* BEGIN *

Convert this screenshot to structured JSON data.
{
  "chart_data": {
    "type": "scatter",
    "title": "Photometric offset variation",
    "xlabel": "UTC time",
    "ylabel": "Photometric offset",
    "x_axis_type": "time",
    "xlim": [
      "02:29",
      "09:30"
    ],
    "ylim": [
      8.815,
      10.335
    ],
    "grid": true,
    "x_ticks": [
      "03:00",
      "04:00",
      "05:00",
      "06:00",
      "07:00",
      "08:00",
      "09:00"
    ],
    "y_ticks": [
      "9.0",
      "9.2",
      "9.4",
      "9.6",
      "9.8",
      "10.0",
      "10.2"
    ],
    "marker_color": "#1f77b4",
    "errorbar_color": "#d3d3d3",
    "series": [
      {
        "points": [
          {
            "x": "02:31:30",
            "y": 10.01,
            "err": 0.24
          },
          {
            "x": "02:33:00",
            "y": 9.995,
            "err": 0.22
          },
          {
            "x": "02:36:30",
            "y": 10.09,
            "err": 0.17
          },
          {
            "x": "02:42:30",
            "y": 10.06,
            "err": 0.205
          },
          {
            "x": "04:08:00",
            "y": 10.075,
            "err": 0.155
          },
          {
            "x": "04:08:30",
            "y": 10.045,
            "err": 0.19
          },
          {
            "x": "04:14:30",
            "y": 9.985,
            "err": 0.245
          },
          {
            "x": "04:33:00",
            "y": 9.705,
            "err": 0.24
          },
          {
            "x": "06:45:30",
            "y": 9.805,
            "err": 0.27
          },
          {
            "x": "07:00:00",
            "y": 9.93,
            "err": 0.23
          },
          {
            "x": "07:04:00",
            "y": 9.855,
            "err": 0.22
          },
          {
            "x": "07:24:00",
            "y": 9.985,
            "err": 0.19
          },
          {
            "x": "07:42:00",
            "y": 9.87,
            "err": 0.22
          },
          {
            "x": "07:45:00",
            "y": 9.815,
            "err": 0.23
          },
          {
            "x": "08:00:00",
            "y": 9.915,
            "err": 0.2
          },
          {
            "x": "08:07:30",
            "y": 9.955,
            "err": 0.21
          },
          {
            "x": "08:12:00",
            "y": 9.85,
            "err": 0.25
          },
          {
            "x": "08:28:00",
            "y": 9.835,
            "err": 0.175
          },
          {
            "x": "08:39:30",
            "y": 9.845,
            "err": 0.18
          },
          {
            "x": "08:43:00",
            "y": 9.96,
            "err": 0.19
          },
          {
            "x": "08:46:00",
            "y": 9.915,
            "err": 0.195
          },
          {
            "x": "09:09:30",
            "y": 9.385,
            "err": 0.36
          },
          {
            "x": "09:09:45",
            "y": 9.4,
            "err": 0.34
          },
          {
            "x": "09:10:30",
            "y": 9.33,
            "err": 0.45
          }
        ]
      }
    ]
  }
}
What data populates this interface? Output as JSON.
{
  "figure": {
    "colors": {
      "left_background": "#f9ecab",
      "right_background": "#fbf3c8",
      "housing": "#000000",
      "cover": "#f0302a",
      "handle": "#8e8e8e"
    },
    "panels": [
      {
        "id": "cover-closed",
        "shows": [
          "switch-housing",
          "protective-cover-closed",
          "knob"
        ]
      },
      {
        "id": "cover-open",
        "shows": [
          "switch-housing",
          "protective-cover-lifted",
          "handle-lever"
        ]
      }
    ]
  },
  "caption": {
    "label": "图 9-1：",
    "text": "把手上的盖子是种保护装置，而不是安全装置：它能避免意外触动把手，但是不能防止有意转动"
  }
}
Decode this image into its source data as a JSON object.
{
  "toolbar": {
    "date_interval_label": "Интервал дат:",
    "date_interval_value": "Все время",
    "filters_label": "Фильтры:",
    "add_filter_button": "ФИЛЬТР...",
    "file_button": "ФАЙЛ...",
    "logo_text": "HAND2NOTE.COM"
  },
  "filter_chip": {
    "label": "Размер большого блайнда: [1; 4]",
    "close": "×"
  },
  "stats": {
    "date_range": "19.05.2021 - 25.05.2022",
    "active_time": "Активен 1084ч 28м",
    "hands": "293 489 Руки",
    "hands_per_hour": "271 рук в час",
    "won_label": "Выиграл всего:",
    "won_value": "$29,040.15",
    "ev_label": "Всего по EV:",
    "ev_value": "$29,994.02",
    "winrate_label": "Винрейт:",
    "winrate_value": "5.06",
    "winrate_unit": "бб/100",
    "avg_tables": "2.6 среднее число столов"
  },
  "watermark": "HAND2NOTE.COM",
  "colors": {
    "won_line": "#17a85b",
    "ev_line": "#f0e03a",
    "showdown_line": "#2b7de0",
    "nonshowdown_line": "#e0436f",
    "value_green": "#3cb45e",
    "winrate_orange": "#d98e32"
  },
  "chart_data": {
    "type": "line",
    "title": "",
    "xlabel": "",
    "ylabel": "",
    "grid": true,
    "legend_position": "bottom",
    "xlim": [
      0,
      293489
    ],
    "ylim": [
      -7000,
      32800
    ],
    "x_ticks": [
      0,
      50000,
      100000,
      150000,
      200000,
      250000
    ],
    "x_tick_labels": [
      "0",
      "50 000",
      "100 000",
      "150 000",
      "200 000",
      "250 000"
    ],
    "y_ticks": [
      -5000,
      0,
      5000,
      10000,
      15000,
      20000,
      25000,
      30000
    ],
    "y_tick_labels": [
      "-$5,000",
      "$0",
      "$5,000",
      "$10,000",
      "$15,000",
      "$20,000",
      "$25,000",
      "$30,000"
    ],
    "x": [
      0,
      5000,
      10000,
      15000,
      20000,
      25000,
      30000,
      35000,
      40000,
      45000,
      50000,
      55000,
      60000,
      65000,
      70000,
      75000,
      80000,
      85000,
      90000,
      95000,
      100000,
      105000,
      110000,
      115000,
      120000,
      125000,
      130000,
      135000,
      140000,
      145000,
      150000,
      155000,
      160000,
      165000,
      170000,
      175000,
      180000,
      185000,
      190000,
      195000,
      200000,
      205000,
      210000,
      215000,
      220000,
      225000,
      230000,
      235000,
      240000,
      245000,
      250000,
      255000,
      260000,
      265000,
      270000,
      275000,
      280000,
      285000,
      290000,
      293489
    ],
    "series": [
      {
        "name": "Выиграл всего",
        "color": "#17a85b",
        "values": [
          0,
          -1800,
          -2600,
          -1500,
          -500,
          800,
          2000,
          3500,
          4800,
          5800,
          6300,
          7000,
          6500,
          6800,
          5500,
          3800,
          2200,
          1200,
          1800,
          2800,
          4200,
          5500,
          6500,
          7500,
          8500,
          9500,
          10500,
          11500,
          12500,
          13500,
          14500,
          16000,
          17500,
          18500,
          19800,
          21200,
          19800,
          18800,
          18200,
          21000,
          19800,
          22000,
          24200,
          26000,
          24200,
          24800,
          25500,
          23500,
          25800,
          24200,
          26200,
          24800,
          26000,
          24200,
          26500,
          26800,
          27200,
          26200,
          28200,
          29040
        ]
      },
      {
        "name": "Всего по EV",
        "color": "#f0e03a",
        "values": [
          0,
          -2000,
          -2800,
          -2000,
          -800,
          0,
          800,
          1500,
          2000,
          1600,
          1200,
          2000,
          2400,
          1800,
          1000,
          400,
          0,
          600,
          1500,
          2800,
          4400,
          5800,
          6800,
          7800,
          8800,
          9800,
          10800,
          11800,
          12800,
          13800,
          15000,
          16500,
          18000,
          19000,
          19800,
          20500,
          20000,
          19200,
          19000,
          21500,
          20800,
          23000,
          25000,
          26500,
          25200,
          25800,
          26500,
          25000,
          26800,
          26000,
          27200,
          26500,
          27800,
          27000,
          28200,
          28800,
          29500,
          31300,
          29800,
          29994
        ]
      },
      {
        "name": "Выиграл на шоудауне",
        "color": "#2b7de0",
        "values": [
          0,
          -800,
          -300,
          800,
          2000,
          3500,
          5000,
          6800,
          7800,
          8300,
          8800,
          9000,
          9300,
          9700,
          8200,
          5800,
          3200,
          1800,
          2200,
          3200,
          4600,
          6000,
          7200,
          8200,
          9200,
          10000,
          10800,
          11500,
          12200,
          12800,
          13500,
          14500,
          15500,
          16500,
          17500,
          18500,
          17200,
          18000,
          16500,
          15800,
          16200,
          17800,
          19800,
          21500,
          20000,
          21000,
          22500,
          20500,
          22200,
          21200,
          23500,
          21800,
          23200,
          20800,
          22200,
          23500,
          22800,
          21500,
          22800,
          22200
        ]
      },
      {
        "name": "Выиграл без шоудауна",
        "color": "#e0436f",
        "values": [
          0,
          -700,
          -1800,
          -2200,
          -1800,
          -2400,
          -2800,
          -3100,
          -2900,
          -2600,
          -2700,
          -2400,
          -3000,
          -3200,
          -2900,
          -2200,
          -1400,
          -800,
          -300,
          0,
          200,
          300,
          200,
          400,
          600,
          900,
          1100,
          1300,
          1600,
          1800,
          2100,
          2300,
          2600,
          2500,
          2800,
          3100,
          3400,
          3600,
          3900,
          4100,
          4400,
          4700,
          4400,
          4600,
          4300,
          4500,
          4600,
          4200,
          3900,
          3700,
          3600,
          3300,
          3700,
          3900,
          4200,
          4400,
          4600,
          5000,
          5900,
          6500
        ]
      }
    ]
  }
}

* END *

__DIRECTIVE__.
Filter for "name". Return all lines that hold it.

__THE OUTPUT__.
        "name": "Выиграл всего",
        "name": "Всего по EV",
        "name": "Выиграл на шоудауне",
        "name": "Выиграл без шоудауна",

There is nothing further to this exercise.